(Stored items from a collection)
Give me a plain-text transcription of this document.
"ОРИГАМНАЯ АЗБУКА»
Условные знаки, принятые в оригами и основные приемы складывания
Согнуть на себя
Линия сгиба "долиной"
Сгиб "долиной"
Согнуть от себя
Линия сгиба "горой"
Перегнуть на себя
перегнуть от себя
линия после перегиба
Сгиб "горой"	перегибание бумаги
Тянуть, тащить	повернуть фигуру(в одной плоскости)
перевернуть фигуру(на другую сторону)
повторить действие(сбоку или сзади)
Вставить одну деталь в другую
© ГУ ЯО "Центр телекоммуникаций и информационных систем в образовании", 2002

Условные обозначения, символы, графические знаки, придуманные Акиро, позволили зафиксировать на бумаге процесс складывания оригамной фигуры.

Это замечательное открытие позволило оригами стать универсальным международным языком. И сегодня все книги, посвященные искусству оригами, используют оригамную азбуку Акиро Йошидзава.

==

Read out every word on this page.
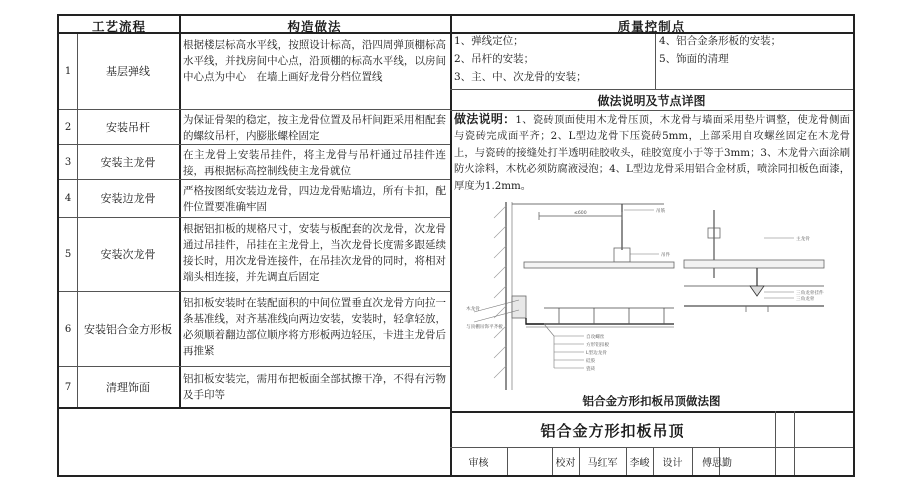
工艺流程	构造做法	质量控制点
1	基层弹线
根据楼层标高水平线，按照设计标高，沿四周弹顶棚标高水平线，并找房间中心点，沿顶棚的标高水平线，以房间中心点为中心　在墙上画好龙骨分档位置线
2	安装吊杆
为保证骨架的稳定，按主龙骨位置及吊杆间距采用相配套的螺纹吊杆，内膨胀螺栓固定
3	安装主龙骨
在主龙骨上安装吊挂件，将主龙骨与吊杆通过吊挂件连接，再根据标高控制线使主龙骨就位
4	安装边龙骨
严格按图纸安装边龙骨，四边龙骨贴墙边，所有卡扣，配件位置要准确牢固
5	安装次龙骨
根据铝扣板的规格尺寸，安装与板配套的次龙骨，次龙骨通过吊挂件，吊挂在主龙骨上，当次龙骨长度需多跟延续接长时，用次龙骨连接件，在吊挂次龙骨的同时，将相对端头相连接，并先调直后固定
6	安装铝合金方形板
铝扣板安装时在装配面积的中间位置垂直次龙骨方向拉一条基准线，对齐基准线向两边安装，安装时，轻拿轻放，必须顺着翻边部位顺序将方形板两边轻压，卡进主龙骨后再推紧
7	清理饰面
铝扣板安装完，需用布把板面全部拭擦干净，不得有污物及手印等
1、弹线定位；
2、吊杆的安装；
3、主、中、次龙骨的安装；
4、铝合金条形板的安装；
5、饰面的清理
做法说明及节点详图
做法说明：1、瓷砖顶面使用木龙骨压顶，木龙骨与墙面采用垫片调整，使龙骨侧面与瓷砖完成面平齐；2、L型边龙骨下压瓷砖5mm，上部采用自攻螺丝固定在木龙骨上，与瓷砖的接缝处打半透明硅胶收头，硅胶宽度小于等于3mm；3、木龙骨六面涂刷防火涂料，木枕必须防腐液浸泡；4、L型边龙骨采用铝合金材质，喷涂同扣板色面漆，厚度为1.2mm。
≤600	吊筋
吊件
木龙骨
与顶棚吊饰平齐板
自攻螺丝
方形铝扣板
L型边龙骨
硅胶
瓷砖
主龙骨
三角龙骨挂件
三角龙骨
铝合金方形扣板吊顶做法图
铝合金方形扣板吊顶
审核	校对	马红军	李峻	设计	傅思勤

...

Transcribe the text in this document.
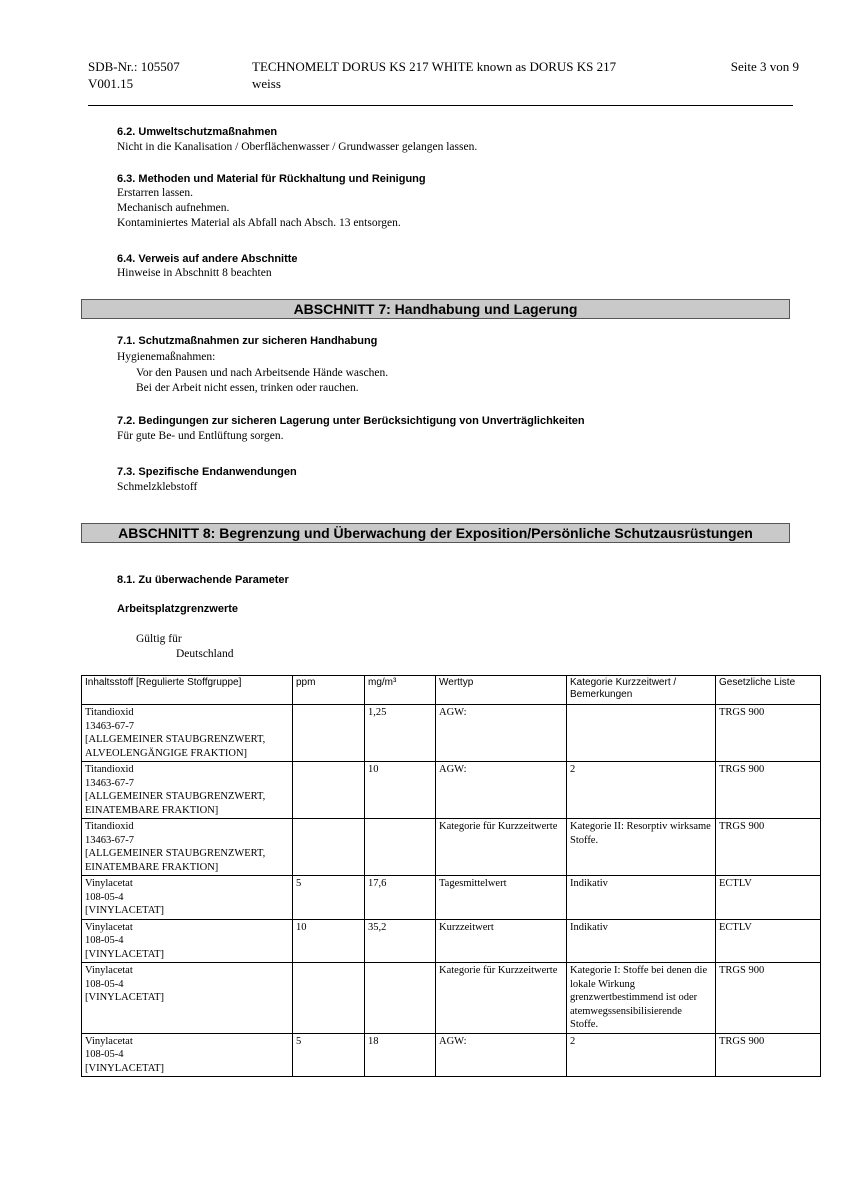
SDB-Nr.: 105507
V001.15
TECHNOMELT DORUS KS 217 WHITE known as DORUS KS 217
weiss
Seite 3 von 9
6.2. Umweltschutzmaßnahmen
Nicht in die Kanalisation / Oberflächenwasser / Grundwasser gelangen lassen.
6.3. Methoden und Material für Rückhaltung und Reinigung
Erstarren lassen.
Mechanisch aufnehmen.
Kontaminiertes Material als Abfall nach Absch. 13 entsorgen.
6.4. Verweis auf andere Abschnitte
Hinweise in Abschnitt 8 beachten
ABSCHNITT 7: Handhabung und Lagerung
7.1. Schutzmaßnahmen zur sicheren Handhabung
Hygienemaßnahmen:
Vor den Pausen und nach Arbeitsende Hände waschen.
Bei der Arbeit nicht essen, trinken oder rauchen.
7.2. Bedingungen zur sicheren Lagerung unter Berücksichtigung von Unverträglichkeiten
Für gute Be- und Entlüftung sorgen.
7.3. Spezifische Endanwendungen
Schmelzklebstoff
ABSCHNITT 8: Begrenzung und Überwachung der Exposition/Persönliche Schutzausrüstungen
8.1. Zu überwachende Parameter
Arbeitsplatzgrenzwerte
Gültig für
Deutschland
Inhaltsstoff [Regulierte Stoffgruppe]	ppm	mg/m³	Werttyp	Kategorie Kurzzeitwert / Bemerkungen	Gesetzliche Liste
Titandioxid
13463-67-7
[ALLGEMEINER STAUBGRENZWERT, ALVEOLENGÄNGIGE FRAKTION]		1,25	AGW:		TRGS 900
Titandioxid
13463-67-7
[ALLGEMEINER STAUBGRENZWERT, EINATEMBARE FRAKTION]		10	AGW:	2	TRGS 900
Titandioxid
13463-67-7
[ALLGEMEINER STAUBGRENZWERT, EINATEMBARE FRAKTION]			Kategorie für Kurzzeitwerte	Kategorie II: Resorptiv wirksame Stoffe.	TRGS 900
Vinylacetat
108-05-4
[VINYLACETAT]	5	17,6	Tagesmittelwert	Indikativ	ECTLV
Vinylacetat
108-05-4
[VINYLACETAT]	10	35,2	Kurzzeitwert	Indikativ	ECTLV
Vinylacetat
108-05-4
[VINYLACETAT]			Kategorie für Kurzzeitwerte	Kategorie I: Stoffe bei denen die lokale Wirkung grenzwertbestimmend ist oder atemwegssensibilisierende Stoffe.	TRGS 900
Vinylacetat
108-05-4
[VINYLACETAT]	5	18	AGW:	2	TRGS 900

→ **Written exercise**: Report all lines of the material that contain the word "Indikativ".

→ **Reply**:
[VINYLACETAT]	5	17,6	Tagesmittelwert	Indikativ	ECTLV
[VINYLACETAT]	10	35,2	Kurzzeitwert	Indikativ	ECTLV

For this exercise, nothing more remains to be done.